Written problem:
In the entries below, find every line holding the string "Brigham" and collect it.
--- Supplied entries ---
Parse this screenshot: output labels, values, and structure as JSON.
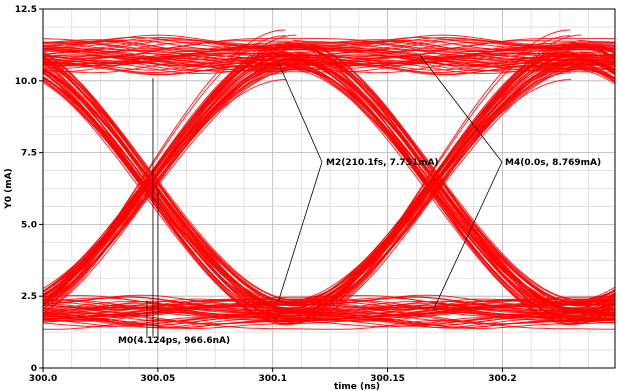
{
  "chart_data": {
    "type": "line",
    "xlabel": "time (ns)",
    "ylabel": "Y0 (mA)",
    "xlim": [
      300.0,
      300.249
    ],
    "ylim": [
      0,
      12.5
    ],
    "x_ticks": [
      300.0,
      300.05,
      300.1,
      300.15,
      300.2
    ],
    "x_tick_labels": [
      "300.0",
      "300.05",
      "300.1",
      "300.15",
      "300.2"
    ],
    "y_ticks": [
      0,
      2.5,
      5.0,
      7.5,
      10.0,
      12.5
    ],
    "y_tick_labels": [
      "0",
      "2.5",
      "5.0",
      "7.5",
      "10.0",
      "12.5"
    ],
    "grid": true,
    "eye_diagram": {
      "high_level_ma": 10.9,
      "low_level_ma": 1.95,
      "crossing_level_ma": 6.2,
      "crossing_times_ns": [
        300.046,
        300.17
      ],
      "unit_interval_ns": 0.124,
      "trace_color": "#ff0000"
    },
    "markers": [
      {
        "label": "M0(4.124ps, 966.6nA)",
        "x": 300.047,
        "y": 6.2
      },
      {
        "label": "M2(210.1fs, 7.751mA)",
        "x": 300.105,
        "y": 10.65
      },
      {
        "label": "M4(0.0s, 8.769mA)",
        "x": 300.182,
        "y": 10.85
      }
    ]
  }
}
---
--- Supplied entries ---
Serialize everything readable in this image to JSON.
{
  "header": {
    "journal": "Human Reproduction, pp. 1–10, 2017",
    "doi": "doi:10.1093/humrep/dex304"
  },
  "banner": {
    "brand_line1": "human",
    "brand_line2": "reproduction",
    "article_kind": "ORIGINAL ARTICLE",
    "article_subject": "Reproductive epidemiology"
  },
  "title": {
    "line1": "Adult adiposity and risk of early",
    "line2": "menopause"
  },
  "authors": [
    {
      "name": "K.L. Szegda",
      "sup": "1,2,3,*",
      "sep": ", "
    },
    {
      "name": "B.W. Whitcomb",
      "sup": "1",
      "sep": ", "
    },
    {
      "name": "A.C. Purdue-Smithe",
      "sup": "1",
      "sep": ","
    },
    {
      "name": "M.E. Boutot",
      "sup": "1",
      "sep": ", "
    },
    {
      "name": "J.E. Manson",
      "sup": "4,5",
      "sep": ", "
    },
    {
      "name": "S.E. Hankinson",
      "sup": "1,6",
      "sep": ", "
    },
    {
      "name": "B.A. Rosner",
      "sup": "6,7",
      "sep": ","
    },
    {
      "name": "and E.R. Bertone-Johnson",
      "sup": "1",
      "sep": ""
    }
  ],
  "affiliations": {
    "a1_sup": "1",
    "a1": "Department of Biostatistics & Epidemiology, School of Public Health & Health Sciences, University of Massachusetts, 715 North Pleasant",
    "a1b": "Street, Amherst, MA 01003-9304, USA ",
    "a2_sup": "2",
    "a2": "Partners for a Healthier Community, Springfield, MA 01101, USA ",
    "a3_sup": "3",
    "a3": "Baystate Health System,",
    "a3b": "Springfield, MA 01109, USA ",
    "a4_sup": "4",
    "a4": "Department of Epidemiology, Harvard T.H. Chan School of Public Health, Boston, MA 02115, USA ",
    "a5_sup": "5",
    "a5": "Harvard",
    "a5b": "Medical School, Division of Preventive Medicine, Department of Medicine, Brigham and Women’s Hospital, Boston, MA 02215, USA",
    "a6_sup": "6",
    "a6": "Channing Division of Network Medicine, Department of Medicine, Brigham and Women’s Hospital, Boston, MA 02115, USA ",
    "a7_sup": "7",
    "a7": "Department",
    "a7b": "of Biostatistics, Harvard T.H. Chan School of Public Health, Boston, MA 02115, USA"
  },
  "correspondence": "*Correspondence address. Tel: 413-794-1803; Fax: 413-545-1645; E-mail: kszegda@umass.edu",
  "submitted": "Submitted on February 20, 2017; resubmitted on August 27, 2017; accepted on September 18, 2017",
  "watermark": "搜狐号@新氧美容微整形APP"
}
---
--- Supplied entries ---
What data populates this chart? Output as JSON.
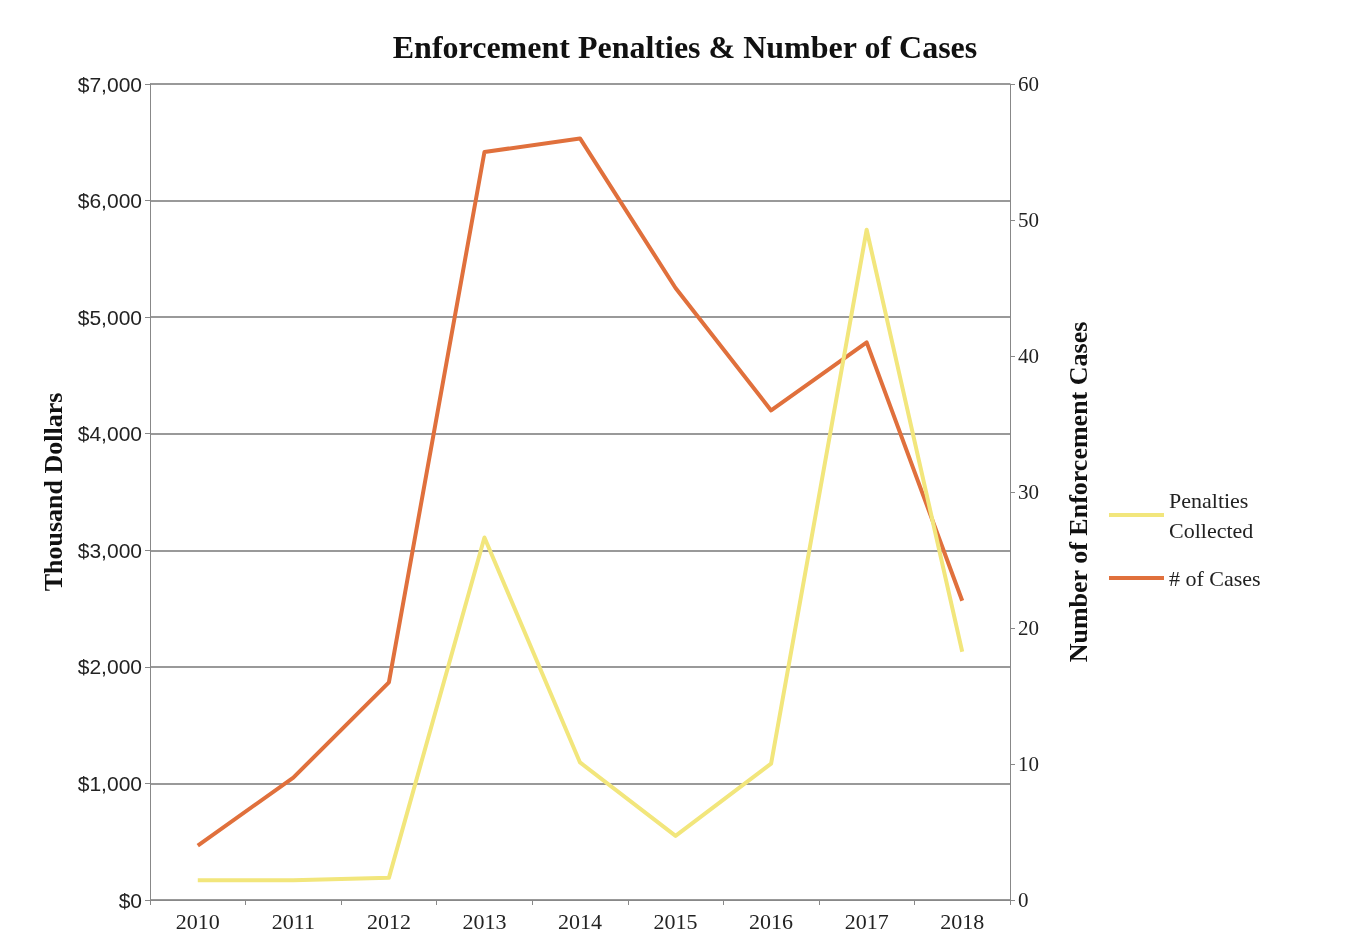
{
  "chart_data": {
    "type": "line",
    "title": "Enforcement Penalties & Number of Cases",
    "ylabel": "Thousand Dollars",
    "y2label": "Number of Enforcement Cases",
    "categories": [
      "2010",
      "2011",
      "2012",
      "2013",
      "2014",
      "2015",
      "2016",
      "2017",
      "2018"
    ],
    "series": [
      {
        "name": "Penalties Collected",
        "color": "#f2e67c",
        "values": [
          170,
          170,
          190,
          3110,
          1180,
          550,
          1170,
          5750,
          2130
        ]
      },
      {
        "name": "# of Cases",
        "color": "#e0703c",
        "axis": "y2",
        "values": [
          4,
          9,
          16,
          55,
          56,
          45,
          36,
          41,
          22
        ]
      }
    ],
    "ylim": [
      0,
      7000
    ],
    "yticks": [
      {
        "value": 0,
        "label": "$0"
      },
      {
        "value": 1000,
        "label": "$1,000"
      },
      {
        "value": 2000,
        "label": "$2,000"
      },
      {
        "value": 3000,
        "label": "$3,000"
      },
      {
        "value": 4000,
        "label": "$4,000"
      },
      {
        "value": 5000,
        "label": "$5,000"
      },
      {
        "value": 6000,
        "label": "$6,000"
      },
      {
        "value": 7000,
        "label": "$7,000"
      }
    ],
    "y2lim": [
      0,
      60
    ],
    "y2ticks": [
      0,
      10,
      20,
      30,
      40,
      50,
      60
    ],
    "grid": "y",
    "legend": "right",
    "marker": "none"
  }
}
---
Reply:
    "a5b": "Medical School, Division of Preventive Medicine, Department of Medicine, Brigham and Women’s Hospital, Boston, MA 02215, USA",
    "a6": "Channing Division of Network Medicine, Department of Medicine, Brigham and Women’s Hospital, Boston, MA 02115, USA ",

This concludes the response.